#### Extracted data
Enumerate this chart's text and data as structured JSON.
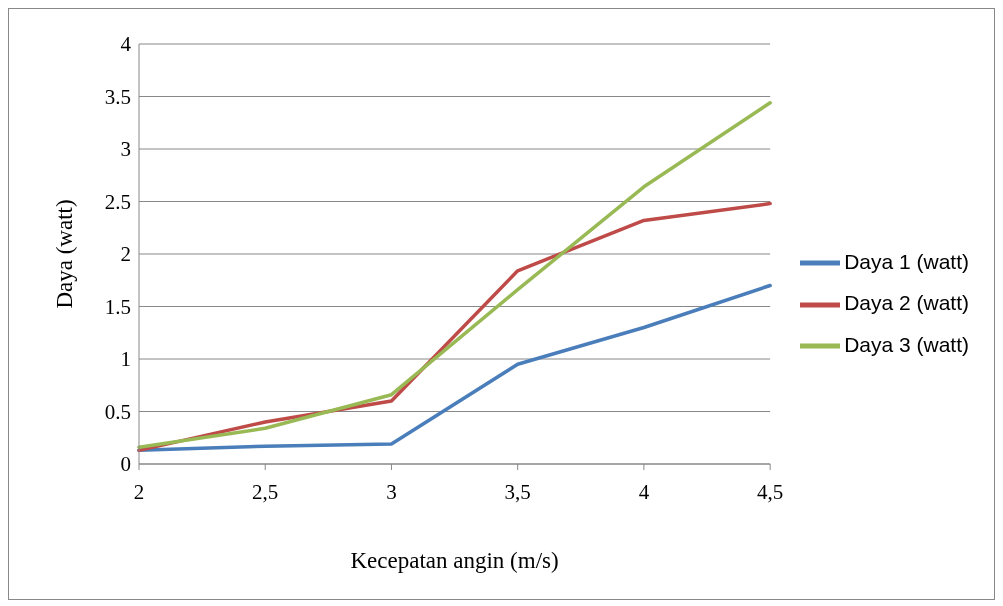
{
  "chart_data": {
    "type": "line",
    "xlabel": "Kecepatan angin (m/s)",
    "ylabel": "Daya (watt)",
    "categories": [
      "2",
      "2,5",
      "3",
      "3,5",
      "4",
      "4,5"
    ],
    "series": [
      {
        "name": "Daya 1 (watt)",
        "color": "#4a7ebb",
        "values": [
          0.13,
          0.17,
          0.19,
          0.95,
          1.3,
          1.7
        ]
      },
      {
        "name": "Daya 2 (watt)",
        "color": "#be4b48",
        "values": [
          0.13,
          0.4,
          0.6,
          1.84,
          2.32,
          2.48
        ]
      },
      {
        "name": "Daya 3 (watt)",
        "color": "#98b954",
        "values": [
          0.16,
          0.34,
          0.66,
          1.66,
          2.64,
          3.44
        ]
      }
    ],
    "ylim": [
      0,
      4
    ],
    "yticks": [
      0,
      0.5,
      1,
      1.5,
      2,
      2.5,
      3,
      3.5,
      4
    ],
    "grid": "y",
    "legend": "right",
    "marker": "none",
    "line_style": "solid"
  }
}
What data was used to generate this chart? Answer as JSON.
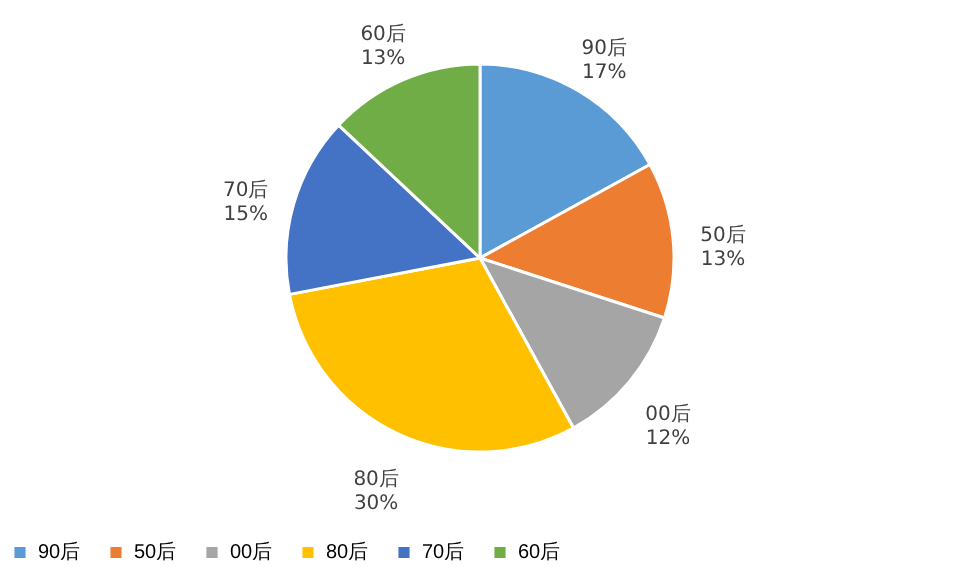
{
  "chart_data": {
    "type": "pie",
    "categories": [
      "90后",
      "50后",
      "00后",
      "80后",
      "70后",
      "60后"
    ],
    "values": [
      17,
      13,
      12,
      30,
      15,
      13
    ],
    "value_labels": [
      "17%",
      "13%",
      "12%",
      "30%",
      "15%",
      "13%"
    ],
    "colors": [
      "#5b9bd5",
      "#ed7d31",
      "#a5a5a5",
      "#ffc000",
      "#4472c4",
      "#70ad47"
    ],
    "legend": "bottom"
  }
}
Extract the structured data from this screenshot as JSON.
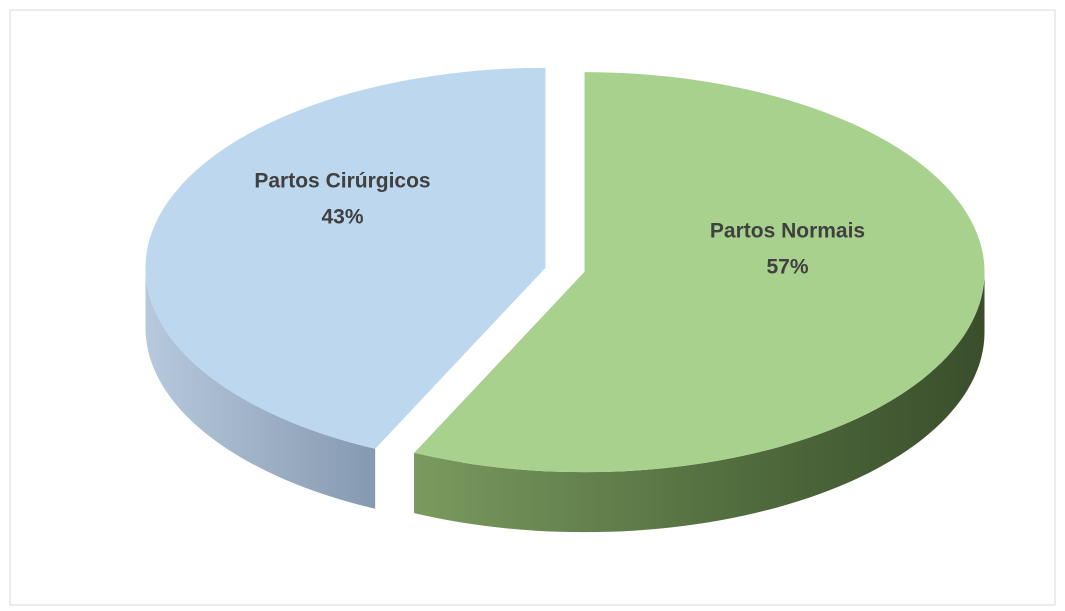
{
  "chart_data": {
    "type": "pie",
    "categories": [
      "Partos Normais",
      "Partos Cirúrgicos"
    ],
    "values": [
      57,
      43
    ],
    "value_labels": [
      "57%",
      "43%"
    ],
    "colors": [
      "#a9d18e",
      "#bdd7ee"
    ],
    "start_angle": -90,
    "direction": "clockwise",
    "exploded": true,
    "three_d": true
  }
}
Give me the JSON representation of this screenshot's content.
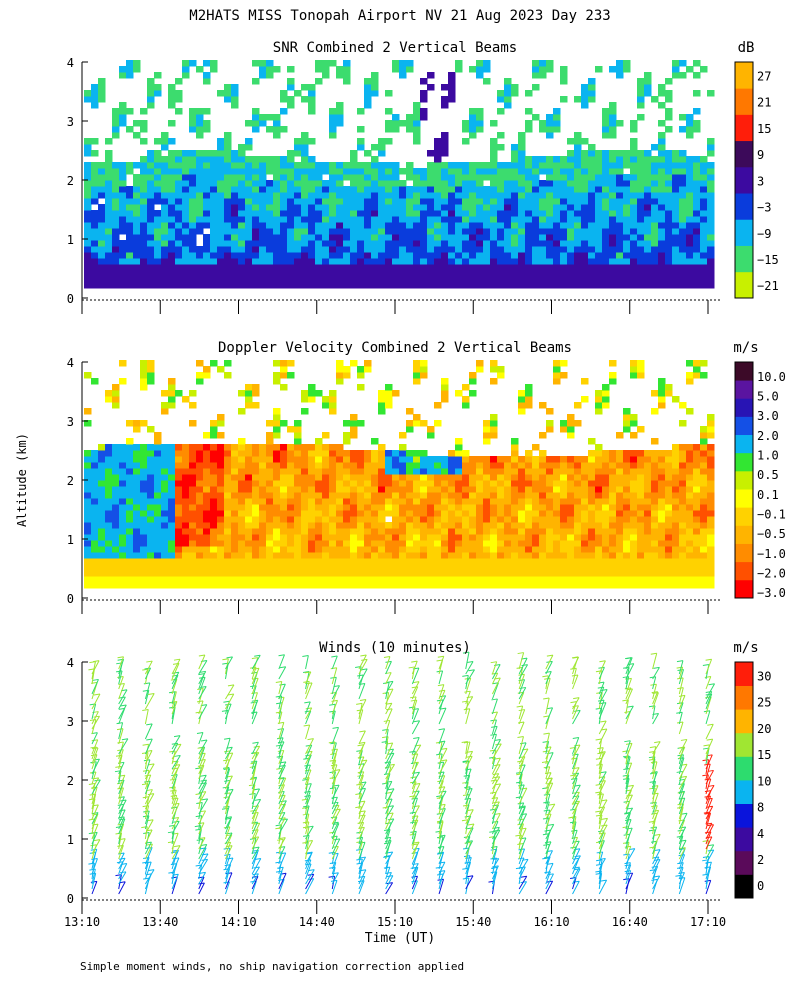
{
  "title": "M2HATS MISS Tonopah Airport NV  21 Aug 2023 Day 233",
  "ylabel": "Altitude (km)",
  "xlabel": "Time (UT)",
  "footnote": "Simple moment winds, no ship navigation correction applied",
  "x_ticks": [
    "13:10",
    "13:40",
    "14:10",
    "14:40",
    "15:10",
    "15:40",
    "16:10",
    "16:40",
    "17:10"
  ],
  "y_ticks": [
    "0",
    "1",
    "2",
    "3",
    "4"
  ],
  "chart_data": [
    {
      "type": "heatmap",
      "title": "SNR Combined 2 Vertical Beams",
      "xlim": [
        "13:10",
        "17:10"
      ],
      "ylim": [
        0,
        4
      ],
      "colorbar": {
        "unit": "dB",
        "labels": [
          "27",
          "21",
          "15",
          "9",
          "3",
          "−3",
          "−9",
          "−15",
          "−21"
        ],
        "colors": [
          "#c8f000",
          "#3cdc6e",
          "#0ab4f0",
          "#0a3cdc",
          "#3c0aa0",
          "#3c0a5a",
          "#ff1e0a",
          "#ff7800",
          "#ffb400"
        ]
      },
      "grid": false
    },
    {
      "type": "heatmap",
      "title": "Doppler Velocity Combined 2 Vertical Beams",
      "xlim": [
        "13:10",
        "17:10"
      ],
      "ylim": [
        0,
        4
      ],
      "colorbar": {
        "unit": "m/s",
        "labels": [
          "10.0",
          "5.0",
          "3.0",
          "2.0",
          "1.0",
          "0.5",
          "0.1",
          "−0.1",
          "−0.5",
          "−1.0",
          "−2.0",
          "−3.0"
        ],
        "colors": [
          "#ff0000",
          "#ff5000",
          "#ff8c00",
          "#ffb400",
          "#ffd200",
          "#ffff00",
          "#c8f000",
          "#32e632",
          "#0ab4f0",
          "#1450e6",
          "#2814b4",
          "#5a14a0",
          "#3c0a28"
        ]
      },
      "grid": false
    },
    {
      "type": "scatter",
      "title": "Winds (10 minutes)",
      "xlim": [
        "13:10",
        "17:10"
      ],
      "ylim": [
        0,
        4
      ],
      "colorbar": {
        "unit": "m/s",
        "labels": [
          "30",
          "25",
          "20",
          "15",
          "10",
          "8",
          "4",
          "2",
          "0"
        ],
        "colors": [
          "#000000",
          "#5a0a5a",
          "#3c0aa0",
          "#0a14dc",
          "#0ab4f0",
          "#2ddc6e",
          "#a0e632",
          "#ffb400",
          "#ff7800",
          "#ff1e0a"
        ]
      },
      "grid": false
    }
  ]
}
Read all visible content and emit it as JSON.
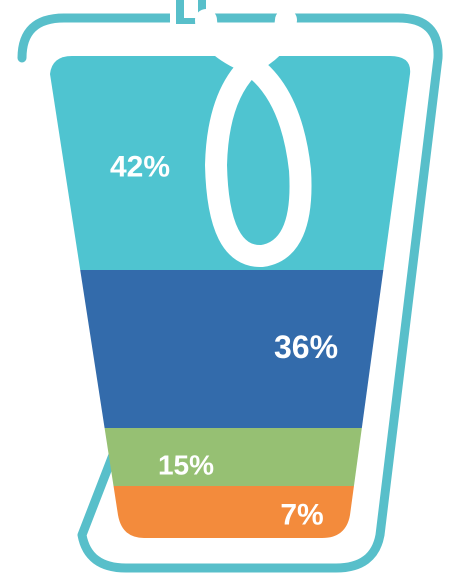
{
  "chart_data": {
    "type": "area",
    "title": "",
    "categories": [
      "",
      "",
      "",
      ""
    ],
    "values": [
      42,
      36,
      15,
      7
    ],
    "labels": [
      "42%",
      "36%",
      "15%",
      "7%"
    ],
    "unit": "%",
    "colors": [
      "#4FC4D0",
      "#336BAB",
      "#96C073",
      "#F38B3C"
    ],
    "outline_color": "#58BFCA",
    "icon": "cup-with-handle-loop",
    "legend": "none",
    "grid": false
  }
}
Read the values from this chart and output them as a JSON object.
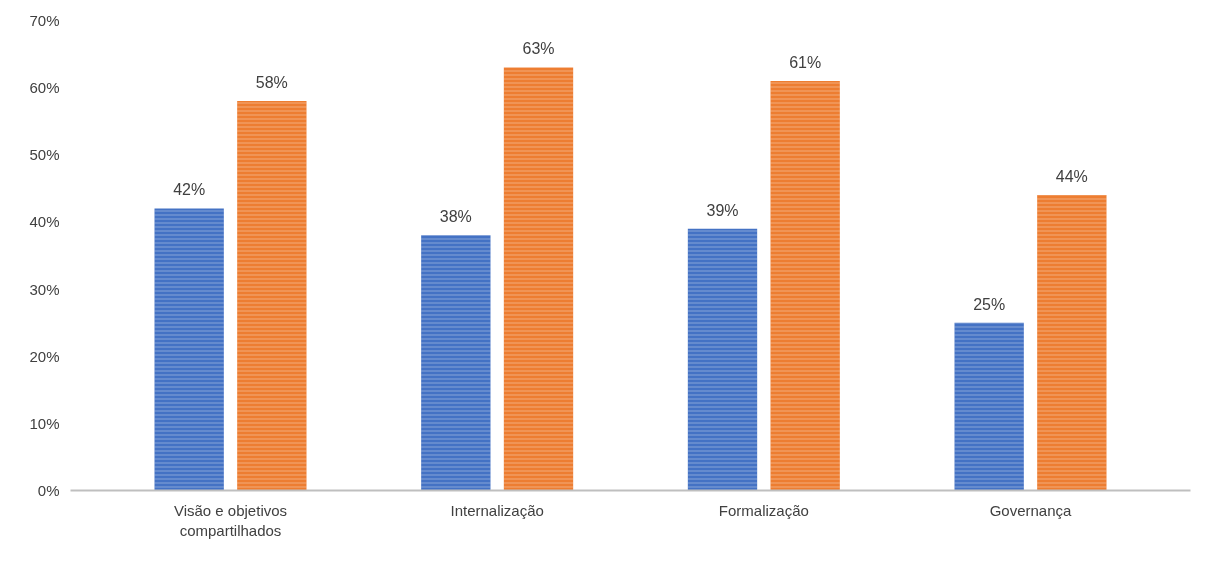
{
  "chart_data": {
    "type": "bar",
    "categories": [
      "Visão e objetivos compartilhados",
      "Internalização",
      "Formalização",
      "Governança"
    ],
    "series": [
      {
        "color": "#4472c4",
        "values": [
          42,
          38,
          39,
          25
        ],
        "value_labels": [
          "42%",
          "38%",
          "39%",
          "25%"
        ]
      },
      {
        "color": "#ed7d31",
        "values": [
          58,
          63,
          61,
          44
        ],
        "value_labels": [
          "58%",
          "63%",
          "61%",
          "44%"
        ]
      }
    ],
    "ylim": [
      0,
      70
    ],
    "yticks": [
      {
        "value": 0,
        "label": "0%"
      },
      {
        "value": 10,
        "label": "10%"
      },
      {
        "value": 20,
        "label": "20%"
      },
      {
        "value": 30,
        "label": "30%"
      },
      {
        "value": 40,
        "label": "40%"
      },
      {
        "value": 50,
        "label": "50%"
      },
      {
        "value": 60,
        "label": "60%"
      },
      {
        "value": 70,
        "label": "70%"
      }
    ],
    "grid": false
  }
}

#### Short exercise
Scan the material above for the string "structured" and return the lines that hold it.

#### Result of the task
Enumerate this chart's text and data as structured JSON.
Extract the structured data from this screenshot as JSON.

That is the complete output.